### Your goal:
Transcribe only the part of the listing below that begins at the line containing "Extract all readable text from this page." and runs to its final line, keeping both ends.

### Data listing:
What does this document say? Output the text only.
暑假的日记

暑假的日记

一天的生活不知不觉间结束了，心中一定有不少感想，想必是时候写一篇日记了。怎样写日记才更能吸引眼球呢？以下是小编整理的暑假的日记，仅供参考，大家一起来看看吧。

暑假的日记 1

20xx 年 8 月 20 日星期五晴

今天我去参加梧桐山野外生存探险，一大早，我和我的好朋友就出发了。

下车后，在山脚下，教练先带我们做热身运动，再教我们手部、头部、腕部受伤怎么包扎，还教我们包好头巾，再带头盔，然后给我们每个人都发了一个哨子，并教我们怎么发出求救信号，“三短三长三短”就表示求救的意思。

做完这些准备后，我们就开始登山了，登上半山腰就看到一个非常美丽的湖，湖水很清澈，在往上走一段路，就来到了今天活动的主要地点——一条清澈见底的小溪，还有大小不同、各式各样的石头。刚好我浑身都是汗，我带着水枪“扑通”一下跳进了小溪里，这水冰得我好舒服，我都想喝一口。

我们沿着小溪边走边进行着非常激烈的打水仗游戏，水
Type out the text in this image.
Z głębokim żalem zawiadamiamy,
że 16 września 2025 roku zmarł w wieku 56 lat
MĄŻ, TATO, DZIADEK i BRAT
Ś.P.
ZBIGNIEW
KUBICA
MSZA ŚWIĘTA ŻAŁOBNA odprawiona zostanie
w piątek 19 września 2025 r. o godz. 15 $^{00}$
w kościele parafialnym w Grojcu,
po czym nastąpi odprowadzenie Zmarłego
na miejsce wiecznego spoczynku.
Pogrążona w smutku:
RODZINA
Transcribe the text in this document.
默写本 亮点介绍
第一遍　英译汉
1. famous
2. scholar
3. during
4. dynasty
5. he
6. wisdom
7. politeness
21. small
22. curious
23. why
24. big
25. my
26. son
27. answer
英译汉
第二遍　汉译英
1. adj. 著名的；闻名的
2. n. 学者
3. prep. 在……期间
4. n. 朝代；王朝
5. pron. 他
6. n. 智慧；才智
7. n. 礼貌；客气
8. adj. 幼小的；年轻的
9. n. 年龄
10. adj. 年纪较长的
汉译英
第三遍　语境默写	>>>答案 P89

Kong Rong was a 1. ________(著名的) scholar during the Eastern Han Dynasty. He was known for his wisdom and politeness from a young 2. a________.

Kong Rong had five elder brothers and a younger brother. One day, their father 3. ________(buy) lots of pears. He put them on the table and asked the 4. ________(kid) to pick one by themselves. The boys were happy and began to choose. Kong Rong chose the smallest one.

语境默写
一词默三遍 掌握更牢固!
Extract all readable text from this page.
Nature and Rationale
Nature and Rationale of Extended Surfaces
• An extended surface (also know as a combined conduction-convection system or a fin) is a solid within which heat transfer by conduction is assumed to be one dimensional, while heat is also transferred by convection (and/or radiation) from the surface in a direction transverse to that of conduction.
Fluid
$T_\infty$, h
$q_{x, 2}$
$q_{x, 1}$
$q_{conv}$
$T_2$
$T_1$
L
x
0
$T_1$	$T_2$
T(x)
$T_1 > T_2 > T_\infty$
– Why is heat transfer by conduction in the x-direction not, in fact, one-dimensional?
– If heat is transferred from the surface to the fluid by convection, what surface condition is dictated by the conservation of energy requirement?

### Exercise result:
Extract all readable text from this page.
Nature and Rationale
Nature and Rationale of Extended Surfaces
• An extended surface (also know as a combined conduction-convection system or a fin) is a solid within which heat transfer by conduction is assumed to be one dimensional, while heat is also transferred by convection (and/or radiation) from the surface in a direction transverse to that of conduction.
Fluid
$T_\infty$, h
$q_{x, 2}$
$q_{x, 1}$
$q_{conv}$
$T_2$
$T_1$
L
x
0
$T_1$	$T_2$
T(x)
$T_1 > T_2 > T_\infty$
– Why is heat transfer by conduction in the x-direction not, in fact, one-dimensional?
– If heat is transferred from the surface to the fluid by convection, what surface condition is dictated by the conservation of energy requirement?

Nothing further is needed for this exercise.